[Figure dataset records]
——————————

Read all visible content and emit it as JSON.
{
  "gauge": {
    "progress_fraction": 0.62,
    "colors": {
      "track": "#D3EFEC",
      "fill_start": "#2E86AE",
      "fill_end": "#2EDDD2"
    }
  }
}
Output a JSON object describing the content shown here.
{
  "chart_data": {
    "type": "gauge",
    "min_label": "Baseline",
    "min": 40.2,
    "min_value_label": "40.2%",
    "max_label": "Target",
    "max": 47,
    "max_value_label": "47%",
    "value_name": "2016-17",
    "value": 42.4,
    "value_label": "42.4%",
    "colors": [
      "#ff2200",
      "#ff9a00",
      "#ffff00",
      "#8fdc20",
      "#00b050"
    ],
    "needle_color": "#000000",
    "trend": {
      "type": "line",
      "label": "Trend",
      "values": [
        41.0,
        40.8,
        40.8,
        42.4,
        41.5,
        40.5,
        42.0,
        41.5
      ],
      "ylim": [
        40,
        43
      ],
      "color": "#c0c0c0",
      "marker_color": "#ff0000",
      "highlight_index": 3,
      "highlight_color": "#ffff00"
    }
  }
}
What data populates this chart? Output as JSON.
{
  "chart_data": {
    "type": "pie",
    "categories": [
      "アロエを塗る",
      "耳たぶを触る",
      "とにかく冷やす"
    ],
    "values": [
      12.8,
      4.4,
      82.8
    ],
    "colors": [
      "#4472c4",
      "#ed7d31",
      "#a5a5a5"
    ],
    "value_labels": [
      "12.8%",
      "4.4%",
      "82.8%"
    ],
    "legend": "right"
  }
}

——————————

:: WORK TO BE COMPLETED ::
Only lines with "Output" are wanted here; list each of them.

:: COMPLETED TASK ::
Output a JSON object describing the content shown here.
What data populates this chart? Output as JSON.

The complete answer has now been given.